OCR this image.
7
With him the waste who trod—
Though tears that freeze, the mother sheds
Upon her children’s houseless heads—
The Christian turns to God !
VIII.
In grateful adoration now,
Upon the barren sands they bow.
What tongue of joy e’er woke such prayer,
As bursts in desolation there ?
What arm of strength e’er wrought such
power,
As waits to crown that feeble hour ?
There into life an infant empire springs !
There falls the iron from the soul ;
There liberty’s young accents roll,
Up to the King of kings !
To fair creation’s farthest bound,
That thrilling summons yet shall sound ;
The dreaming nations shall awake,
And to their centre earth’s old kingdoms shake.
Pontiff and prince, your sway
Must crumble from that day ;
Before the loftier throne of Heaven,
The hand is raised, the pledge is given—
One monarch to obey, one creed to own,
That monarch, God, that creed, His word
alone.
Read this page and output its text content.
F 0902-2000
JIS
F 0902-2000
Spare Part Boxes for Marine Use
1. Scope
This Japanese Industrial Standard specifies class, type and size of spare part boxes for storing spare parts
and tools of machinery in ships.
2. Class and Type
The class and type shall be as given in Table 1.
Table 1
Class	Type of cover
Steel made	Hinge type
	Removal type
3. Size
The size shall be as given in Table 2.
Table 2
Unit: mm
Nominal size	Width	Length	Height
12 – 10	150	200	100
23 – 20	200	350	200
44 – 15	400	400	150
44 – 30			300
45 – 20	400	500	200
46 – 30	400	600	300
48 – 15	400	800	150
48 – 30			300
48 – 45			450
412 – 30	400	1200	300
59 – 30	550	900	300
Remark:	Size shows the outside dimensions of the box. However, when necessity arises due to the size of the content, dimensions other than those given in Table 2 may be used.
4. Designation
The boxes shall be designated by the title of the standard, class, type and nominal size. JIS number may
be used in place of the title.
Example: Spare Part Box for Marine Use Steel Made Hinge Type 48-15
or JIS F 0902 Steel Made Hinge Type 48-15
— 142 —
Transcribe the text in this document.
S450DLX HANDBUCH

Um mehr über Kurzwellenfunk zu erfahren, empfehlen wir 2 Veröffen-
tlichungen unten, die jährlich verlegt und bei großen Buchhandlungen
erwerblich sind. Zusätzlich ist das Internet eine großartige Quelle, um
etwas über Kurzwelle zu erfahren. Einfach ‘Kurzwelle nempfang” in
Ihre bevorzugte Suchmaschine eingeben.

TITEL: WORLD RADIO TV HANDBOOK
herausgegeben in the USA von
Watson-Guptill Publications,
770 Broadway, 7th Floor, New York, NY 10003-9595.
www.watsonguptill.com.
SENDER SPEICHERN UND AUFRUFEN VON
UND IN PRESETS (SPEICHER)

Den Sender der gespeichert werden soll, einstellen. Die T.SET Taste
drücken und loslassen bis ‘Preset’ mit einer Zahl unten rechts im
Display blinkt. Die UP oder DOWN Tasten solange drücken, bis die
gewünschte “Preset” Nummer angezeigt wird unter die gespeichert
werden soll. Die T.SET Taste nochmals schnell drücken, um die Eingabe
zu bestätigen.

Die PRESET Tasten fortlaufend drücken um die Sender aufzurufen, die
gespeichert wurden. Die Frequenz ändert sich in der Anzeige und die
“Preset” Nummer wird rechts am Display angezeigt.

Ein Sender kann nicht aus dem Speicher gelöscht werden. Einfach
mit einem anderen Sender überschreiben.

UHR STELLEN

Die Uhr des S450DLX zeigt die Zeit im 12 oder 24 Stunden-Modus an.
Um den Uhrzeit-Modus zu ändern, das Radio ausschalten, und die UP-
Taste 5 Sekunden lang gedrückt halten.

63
○ ○ ○ ○ ○
STATED PROBLEM =
Copy every line above in which the string "shall" shows up.

RESPONSE TO THE TASK =
That thrilling summons yet shall sound ;
The dreaming nations shall awake,
The class and type shall be as given in Table 1.
The size shall be as given in Table 2.
The boxes shall be designated by the title of the standard, class, type and nominal size. JIS number may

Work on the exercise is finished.